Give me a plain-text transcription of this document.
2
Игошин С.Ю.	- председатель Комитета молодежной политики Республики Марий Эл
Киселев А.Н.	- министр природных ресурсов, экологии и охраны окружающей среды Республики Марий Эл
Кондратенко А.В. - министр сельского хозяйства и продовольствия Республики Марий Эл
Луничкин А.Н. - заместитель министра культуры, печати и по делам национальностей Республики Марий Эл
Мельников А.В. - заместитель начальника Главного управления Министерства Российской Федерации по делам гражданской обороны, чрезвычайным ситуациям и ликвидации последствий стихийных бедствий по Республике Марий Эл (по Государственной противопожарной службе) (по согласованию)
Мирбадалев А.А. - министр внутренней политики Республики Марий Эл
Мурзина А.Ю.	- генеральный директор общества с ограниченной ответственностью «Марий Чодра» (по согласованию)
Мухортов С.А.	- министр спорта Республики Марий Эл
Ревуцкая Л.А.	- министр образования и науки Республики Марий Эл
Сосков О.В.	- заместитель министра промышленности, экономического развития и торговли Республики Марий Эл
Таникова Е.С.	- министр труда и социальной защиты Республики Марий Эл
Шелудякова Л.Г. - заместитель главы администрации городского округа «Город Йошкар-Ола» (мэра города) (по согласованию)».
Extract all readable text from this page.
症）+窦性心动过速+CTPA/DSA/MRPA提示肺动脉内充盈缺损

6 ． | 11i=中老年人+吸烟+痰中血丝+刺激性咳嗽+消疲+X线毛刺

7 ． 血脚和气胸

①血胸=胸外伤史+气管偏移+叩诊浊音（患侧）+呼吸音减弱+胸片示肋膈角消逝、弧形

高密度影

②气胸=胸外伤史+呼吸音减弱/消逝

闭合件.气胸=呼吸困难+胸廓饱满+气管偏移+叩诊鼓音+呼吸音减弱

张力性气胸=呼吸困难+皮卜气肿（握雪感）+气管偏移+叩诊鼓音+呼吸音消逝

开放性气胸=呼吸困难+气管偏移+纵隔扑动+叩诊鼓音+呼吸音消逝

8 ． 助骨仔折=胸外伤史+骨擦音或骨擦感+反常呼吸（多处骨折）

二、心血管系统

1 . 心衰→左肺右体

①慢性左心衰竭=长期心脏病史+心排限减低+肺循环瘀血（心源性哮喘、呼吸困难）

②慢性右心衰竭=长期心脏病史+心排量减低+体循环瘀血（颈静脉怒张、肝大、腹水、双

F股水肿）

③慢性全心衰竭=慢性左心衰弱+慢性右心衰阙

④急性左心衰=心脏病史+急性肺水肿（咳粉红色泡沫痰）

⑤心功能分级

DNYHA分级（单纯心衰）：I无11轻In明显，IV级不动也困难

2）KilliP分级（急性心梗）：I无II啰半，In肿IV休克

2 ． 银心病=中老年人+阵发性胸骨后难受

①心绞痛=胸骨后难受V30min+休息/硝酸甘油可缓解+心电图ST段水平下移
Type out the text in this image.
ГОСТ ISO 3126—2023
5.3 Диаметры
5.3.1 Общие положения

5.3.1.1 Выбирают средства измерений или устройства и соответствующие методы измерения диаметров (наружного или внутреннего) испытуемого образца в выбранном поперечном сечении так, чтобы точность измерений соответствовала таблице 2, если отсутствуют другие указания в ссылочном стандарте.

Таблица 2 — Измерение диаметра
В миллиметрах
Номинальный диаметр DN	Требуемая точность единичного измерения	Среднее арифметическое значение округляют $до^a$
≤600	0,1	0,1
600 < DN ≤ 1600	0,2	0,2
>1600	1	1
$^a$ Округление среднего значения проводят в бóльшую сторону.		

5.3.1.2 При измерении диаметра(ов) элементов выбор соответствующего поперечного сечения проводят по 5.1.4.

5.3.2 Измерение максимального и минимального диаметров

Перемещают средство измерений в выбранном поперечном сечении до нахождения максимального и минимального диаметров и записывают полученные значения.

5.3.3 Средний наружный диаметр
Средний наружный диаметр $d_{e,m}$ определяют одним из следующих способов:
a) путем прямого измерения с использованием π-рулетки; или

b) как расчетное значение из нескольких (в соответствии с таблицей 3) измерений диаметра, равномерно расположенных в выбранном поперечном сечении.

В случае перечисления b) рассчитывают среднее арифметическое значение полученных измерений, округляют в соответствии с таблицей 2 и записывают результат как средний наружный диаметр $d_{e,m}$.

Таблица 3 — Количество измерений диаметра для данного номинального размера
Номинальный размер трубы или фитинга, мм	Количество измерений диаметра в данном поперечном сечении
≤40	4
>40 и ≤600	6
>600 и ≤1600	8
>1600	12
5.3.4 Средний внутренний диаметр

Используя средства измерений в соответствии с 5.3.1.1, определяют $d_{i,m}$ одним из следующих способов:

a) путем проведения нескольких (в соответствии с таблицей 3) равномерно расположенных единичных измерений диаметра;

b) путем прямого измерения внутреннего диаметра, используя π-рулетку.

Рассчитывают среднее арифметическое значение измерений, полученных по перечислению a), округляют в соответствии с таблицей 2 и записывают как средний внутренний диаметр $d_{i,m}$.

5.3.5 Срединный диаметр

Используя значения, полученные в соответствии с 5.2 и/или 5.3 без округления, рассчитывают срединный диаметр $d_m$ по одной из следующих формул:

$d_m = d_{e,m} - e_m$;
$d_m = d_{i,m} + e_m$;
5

▸ WHAT NEEDS TO BE DONE
Reproduce each entry exactly, leaving out nothing.

▸ THE RESPONSE
Give me a plain-text transcription of this document.
2
Игошин С.Ю.	- председатель Комитета молодежной политики Республики Марий Эл
Киселев А.Н.	- министр природных ресурсов, экологии и охраны окружающей среды Республики Марий Эл
Кондратенко А.В. - министр сельского хозяйства и продовольствия Республики Марий Эл
Луничкин А.Н. - заместитель министра культуры, печати и по делам национальностей Республики Марий Эл
Мельников А.В. - заместитель начальника Главного управления Министерства Российской Федерации по делам гражданской обороны, чрезвычайным ситуациям и ликвидации последствий стихийных бедствий по Республике Марий Эл (по Государственной противопожарной службе) (по согласованию)
Мирбадалев А.А. - министр внутренней политики Республики Марий Эл
Мурзина А.Ю.	- генеральный директор общества с ограниченной ответственностью «Марий Чодра» (по согласованию)
Мухортов С.А.	- министр спорта Республики Марий Эл
Ревуцкая Л.А.	- министр образования и науки Республики Марий Эл
Сосков О.В.	- заместитель министра промышленности, экономического развития и торговли Республики Марий Эл
Таникова Е.С.	- министр труда и социальной защиты Республики Марий Эл
Шелудякова Л.Г. - заместитель главы администрации городского округа «Город Йошкар-Ола» (мэра города) (по согласованию)».
Extract all readable text from this page.
症）+窦性心动过速+CTPA/DSA/MRPA提示肺动脉内充盈缺损

6 ． | 11i=中老年人+吸烟+痰中血丝+刺激性咳嗽+消疲+X线毛刺

7 ． 血脚和气胸

①血胸=胸外伤史+气管偏移+叩诊浊音（患侧）+呼吸音减弱+胸片示肋膈角消逝、弧形

高密度影

②气胸=胸外伤史+呼吸音减弱/消逝

闭合件.气胸=呼吸困难+胸廓饱满+气管偏移+叩诊鼓音+呼吸音减弱

张力性气胸=呼吸困难+皮卜气肿（握雪感）+气管偏移+叩诊鼓音+呼吸音消逝

开放性气胸=呼吸困难+气管偏移+纵隔扑动+叩诊鼓音+呼吸音消逝

8 ． 助骨仔折=胸外伤史+骨擦音或骨擦感+反常呼吸（多处骨折）

二、心血管系统

1 . 心衰→左肺右体

①慢性左心衰竭=长期心脏病史+心排限减低+肺循环瘀血（心源性哮喘、呼吸困难）

②慢性右心衰竭=长期心脏病史+心排量减低+体循环瘀血（颈静脉怒张、肝大、腹水、双

F股水肿）

③慢性全心衰竭=慢性左心衰弱+慢性右心衰阙

④急性左心衰=心脏病史+急性肺水肿（咳粉红色泡沫痰）

⑤心功能分级

DNYHA分级（单纯心衰）：I无11轻In明显，IV级不动也困难

2）KilliP分级（急性心梗）：I无II啰半，In肿IV休克

2 ． 银心病=中老年人+阵发性胸骨后难受

①心绞痛=胸骨后难受V30min+休息/硝酸甘油可缓解+心电图ST段水平下移
Type out the text in this image.
ГОСТ ISO 3126—2023
5.3 Диаметры
5.3.1 Общие положения

5.3.1.1 Выбирают средства измерений или устройства и соответствующие методы измерения диаметров (наружного или внутреннего) испытуемого образца в выбранном поперечном сечении так, чтобы точность измерений соответствовала таблице 2, если отсутствуют другие указания в ссылочном стандарте.

Таблица 2 — Измерение диаметра
В миллиметрах
Номинальный диаметр DN	Требуемая точность единичного измерения	Среднее арифметическое значение округляют $до^a$
≤600	0,1	0,1
600 < DN ≤ 1600	0,2	0,2
>1600	1	1
$^a$ Округление среднего значения проводят в бóльшую сторону.		

5.3.1.2 При измерении диаметра(ов) элементов выбор соответствующего поперечного сечения проводят по 5.1.4.

5.3.2 Измерение максимального и минимального диаметров

Перемещают средство измерений в выбранном поперечном сечении до нахождения максимального и минимального диаметров и записывают полученные значения.

5.3.3 Средний наружный диаметр
Средний наружный диаметр $d_{e,m}$ определяют одним из следующих способов:
a) путем прямого измерения с использованием π-рулетки; или

b) как расчетное значение из нескольких (в соответствии с таблицей 3) измерений диаметра, равномерно расположенных в выбранном поперечном сечении.

В случае перечисления b) рассчитывают среднее арифметическое значение полученных измерений, округляют в соответствии с таблицей 2 и записывают результат как средний наружный диаметр $d_{e,m}$.

Таблица 3 — Количество измерений диаметра для данного номинального размера
Номинальный размер трубы или фитинга, мм	Количество измерений диаметра в данном поперечном сечении
≤40	4
>40 и ≤600	6
>600 и ≤1600	8
>1600	12
5.3.4 Средний внутренний диаметр

Используя средства измерений в соответствии с 5.3.1.1, определяют $d_{i,m}$ одним из следующих способов:

a) путем проведения нескольких (в соответствии с таблицей 3) равномерно расположенных единичных измерений диаметра;

b) путем прямого измерения внутреннего диаметра, используя π-рулетку.

Рассчитывают среднее арифметическое значение измерений, полученных по перечислению a), округляют в соответствии с таблицей 2 и записывают как средний внутренний диаметр $d_{i,m}$.

5.3.5 Срединный диаметр

Используя значения, полученные в соответствии с 5.2 и/или 5.3 без округления, рассчитывают срединный диаметр $d_m$ по одной из следующих формул:

$d_m = d_{e,m} - e_m$;
$d_m = d_{i,m} + e_m$;
5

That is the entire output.